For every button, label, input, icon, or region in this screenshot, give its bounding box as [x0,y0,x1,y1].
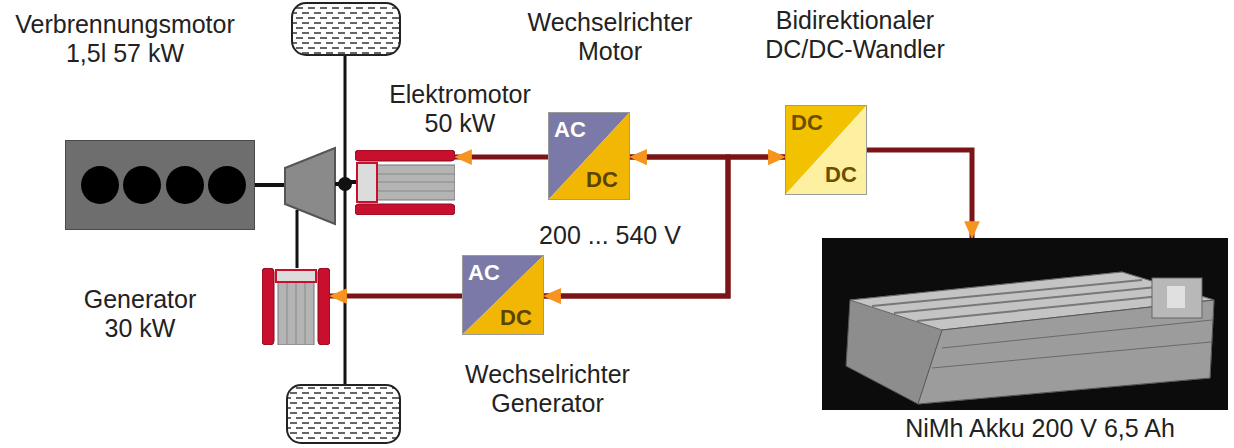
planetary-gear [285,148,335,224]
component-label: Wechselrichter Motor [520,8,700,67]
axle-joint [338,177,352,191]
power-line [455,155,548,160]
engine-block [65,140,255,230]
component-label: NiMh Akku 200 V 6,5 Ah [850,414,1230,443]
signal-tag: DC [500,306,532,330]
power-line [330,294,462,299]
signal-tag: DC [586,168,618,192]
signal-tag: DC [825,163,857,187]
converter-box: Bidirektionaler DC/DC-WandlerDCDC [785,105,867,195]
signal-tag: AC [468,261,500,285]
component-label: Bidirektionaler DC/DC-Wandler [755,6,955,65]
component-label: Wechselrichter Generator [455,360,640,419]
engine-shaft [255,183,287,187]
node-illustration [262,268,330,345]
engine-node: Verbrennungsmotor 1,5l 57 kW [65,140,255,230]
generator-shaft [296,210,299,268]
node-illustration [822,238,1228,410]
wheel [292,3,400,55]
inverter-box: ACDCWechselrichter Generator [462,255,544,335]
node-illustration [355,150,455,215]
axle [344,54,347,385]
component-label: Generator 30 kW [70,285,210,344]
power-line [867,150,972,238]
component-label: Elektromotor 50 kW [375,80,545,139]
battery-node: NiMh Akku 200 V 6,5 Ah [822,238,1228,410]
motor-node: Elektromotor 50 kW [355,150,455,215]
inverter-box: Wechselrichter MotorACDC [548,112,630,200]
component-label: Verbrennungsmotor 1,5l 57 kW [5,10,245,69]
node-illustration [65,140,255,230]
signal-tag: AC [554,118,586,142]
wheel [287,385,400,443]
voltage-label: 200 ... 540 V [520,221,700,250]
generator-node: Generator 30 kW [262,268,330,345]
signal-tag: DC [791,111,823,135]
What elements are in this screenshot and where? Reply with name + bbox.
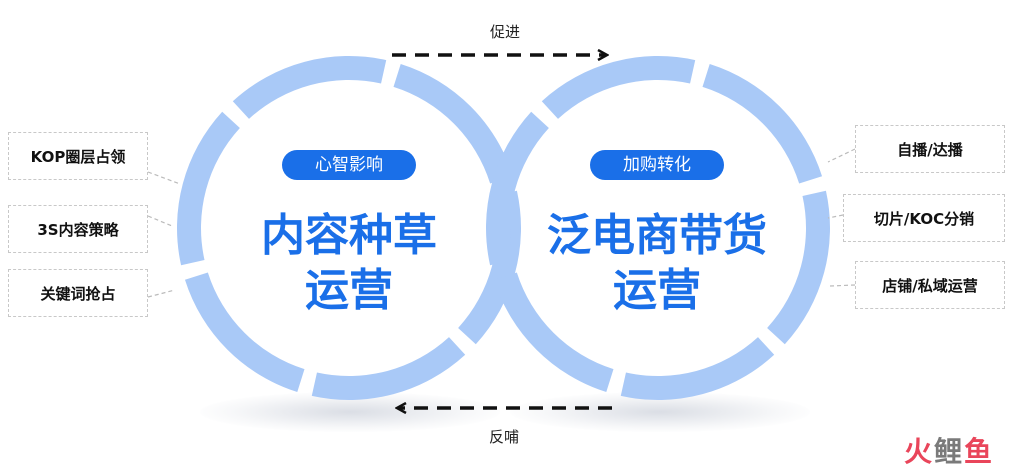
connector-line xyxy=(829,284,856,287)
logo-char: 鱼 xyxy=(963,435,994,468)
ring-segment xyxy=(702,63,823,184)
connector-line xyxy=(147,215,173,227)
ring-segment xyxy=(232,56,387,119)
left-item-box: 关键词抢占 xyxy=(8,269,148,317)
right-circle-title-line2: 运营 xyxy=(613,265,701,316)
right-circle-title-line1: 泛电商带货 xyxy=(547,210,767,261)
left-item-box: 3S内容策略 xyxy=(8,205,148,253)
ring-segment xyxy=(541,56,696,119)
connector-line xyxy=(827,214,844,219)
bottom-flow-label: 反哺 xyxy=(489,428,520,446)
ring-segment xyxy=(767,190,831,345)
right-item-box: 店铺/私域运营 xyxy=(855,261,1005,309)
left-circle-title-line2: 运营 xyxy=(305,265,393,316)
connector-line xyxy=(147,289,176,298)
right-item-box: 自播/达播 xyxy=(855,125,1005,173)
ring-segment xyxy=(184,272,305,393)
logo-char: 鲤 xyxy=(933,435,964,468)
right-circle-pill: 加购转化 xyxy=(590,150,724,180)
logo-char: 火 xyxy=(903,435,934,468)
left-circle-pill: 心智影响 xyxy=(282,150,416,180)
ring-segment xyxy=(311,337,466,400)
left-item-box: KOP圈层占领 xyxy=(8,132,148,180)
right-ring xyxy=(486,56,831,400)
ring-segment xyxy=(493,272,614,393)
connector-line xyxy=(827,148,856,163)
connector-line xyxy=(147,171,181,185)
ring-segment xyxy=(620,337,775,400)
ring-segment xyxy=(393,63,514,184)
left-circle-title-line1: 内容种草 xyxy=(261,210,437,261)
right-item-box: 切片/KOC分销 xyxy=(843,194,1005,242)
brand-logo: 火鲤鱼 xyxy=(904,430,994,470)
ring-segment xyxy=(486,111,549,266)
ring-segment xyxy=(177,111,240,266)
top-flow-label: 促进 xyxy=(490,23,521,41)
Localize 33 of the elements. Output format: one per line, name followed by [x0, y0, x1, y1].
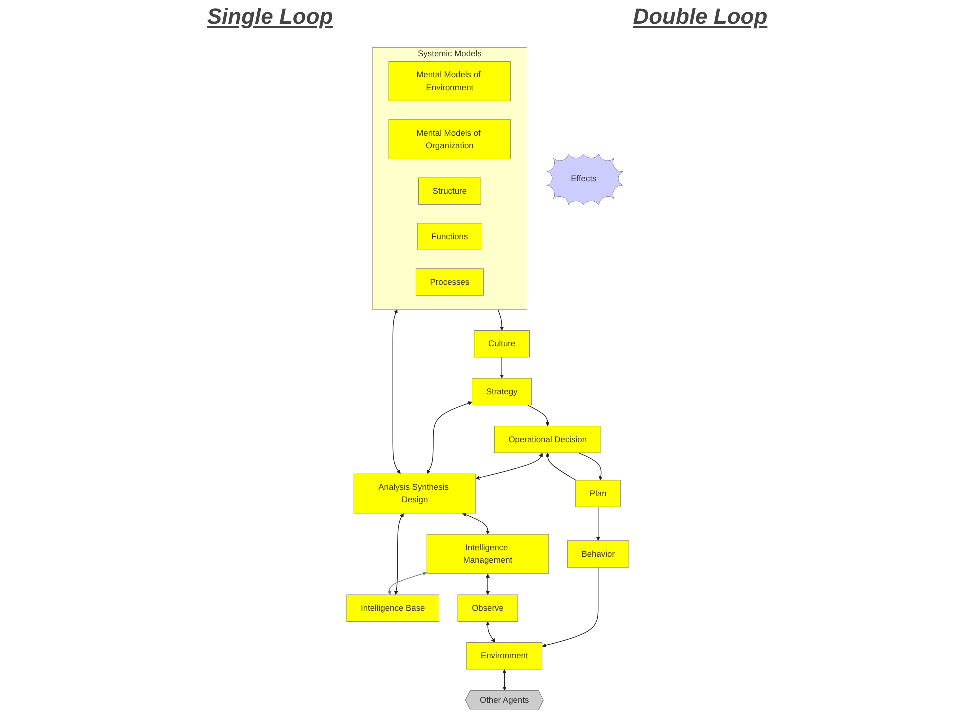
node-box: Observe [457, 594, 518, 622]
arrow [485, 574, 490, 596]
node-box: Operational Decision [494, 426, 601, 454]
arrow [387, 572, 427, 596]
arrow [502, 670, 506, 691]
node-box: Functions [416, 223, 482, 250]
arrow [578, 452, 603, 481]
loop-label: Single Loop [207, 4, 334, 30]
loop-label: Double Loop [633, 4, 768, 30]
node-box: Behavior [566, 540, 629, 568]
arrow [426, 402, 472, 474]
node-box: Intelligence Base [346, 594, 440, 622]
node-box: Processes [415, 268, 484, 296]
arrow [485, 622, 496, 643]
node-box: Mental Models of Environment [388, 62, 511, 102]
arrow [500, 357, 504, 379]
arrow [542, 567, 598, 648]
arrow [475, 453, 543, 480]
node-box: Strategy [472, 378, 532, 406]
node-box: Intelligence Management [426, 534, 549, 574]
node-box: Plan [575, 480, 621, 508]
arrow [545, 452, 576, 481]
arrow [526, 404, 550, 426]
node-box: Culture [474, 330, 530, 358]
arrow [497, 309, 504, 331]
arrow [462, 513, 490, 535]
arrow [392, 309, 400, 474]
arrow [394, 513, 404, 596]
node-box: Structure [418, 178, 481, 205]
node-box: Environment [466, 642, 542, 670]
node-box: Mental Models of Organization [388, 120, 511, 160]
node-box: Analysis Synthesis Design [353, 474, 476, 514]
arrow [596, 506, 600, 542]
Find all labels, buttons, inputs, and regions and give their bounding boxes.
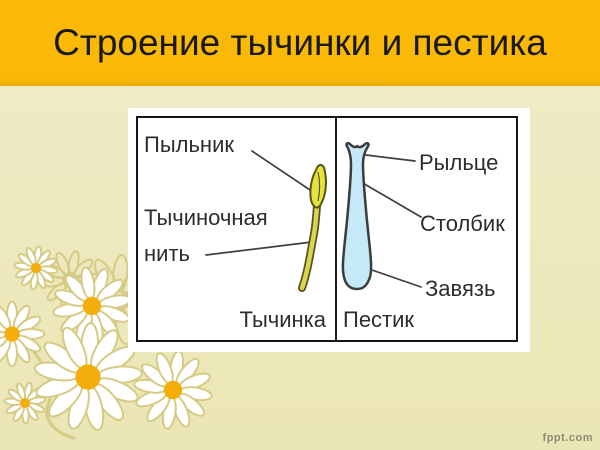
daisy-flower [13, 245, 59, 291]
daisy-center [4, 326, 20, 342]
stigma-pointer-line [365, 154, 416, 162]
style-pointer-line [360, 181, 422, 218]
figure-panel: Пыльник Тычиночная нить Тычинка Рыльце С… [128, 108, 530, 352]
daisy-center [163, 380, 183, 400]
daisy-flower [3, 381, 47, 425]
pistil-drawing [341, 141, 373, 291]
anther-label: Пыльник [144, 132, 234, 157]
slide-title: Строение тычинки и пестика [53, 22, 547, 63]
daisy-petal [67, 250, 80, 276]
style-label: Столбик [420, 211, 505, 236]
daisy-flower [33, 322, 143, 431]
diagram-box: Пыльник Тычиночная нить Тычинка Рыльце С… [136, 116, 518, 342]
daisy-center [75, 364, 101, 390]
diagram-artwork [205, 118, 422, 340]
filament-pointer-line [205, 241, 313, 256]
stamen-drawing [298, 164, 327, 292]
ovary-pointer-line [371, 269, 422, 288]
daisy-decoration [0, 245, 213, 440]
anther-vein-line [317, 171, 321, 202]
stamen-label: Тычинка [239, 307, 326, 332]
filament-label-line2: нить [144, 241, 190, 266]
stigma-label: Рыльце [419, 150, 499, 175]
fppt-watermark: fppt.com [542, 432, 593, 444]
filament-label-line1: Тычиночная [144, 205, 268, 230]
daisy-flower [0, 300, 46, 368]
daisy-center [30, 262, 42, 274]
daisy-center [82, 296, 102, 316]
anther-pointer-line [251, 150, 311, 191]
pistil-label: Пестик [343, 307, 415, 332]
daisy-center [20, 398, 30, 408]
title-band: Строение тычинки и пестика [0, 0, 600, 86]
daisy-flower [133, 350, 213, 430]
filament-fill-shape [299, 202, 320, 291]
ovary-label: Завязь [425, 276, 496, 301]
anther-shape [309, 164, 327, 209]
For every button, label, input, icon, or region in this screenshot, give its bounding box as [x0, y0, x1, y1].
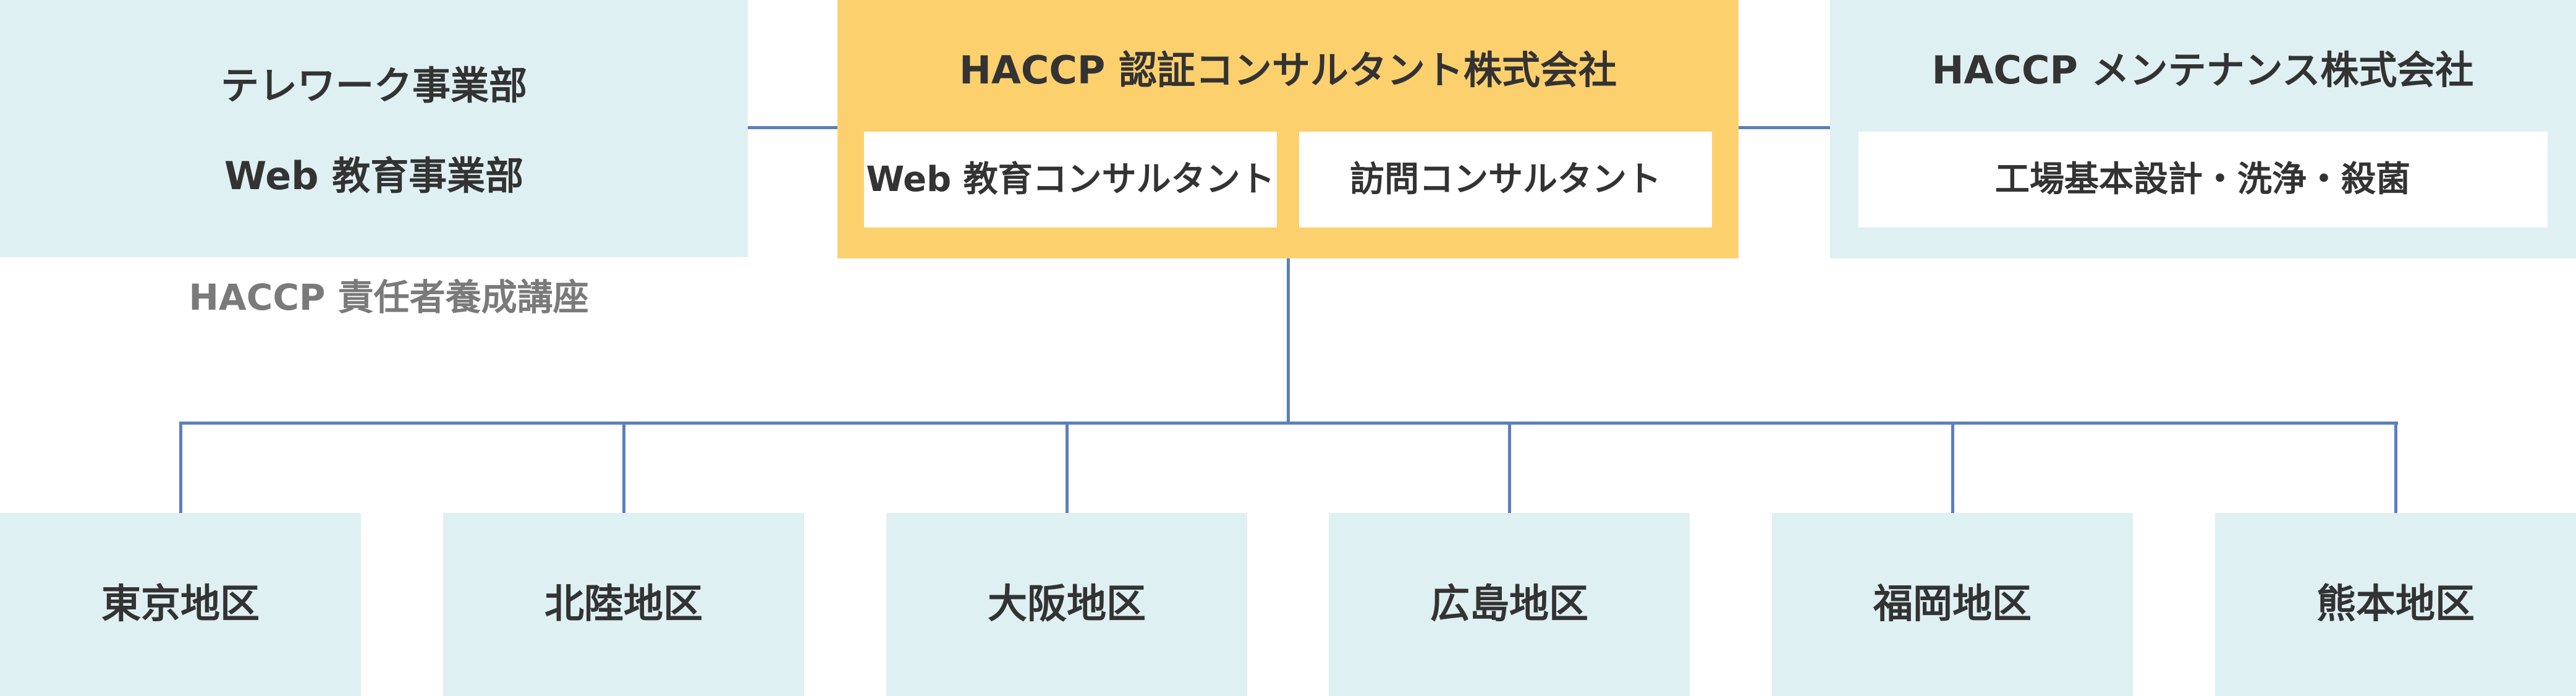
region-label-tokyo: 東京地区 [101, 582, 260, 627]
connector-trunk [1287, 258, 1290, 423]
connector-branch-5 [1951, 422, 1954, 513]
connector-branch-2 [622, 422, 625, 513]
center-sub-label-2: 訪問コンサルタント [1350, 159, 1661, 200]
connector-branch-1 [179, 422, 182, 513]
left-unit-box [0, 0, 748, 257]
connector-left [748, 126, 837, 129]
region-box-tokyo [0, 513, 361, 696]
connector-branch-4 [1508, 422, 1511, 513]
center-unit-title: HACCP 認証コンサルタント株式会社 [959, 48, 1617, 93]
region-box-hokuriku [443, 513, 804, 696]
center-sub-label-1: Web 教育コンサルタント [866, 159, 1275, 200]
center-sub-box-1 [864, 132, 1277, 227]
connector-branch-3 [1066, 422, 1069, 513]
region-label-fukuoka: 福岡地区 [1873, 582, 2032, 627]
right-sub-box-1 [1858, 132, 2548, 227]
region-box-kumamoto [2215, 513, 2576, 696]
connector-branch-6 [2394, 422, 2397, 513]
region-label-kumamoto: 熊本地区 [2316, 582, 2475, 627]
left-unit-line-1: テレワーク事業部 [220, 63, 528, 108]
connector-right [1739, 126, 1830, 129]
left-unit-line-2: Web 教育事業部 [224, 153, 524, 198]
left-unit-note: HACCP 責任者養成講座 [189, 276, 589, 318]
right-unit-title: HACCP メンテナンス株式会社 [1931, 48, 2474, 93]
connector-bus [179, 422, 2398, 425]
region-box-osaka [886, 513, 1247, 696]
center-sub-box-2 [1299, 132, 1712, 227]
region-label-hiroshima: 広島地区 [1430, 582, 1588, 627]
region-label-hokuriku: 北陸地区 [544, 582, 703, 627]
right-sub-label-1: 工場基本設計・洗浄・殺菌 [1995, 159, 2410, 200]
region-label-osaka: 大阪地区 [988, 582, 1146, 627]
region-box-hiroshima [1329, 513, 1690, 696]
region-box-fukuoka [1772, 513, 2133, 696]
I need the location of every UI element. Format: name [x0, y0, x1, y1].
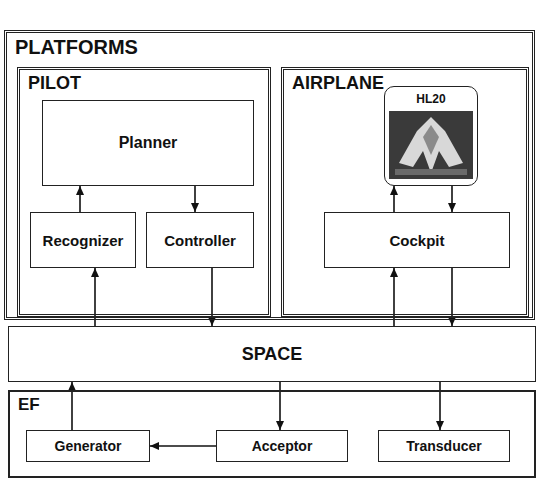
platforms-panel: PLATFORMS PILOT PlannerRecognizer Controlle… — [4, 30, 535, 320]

---

### Problem to solve
Please reproduce the part of the data above that opens with the line containing "node-box: Observe [457, 594, 518, 622]" and closes with the line containing "arrow [596, 506, 600, 542]", both included, without changing any line.

### Answer to the exercise
node-box: Observe [457, 594, 518, 622]
arrow [485, 574, 490, 596]
node-box: Operational Decision [494, 426, 601, 454]
arrow [387, 572, 427, 596]
arrow [502, 670, 506, 691]
node-box: Functions [416, 223, 482, 250]
arrow [578, 452, 603, 481]
loop-label: Single Loop [207, 4, 334, 30]
loop-label: Double Loop [633, 4, 768, 30]
node-box: Behavior [566, 540, 629, 568]
arrow [426, 402, 472, 474]
node-box: Intelligence Base [346, 594, 440, 622]
node-box: Processes [415, 268, 484, 296]
arrow [485, 622, 496, 643]
node-box: Mental Models of Environment [388, 62, 511, 102]
arrow [500, 357, 504, 379]
arrow [542, 567, 598, 648]
arrow [475, 453, 543, 480]
node-box: Strategy [472, 378, 532, 406]
node-box: Intelligence Management [426, 534, 549, 574]
node-box: Plan [575, 480, 621, 508]
arrow [545, 452, 576, 481]
arrow [526, 404, 550, 426]
node-box: Culture [474, 330, 530, 358]
arrow [497, 309, 504, 331]
arrow [462, 513, 490, 535]
arrow [392, 309, 400, 474]
arrow [394, 513, 404, 596]
node-box: Structure [418, 178, 481, 205]
node-box: Environment [466, 642, 542, 670]
node-box: Mental Models of Organization [388, 120, 511, 160]
node-box: Analysis Synthesis Design [353, 474, 476, 514]
arrow [596, 506, 600, 542]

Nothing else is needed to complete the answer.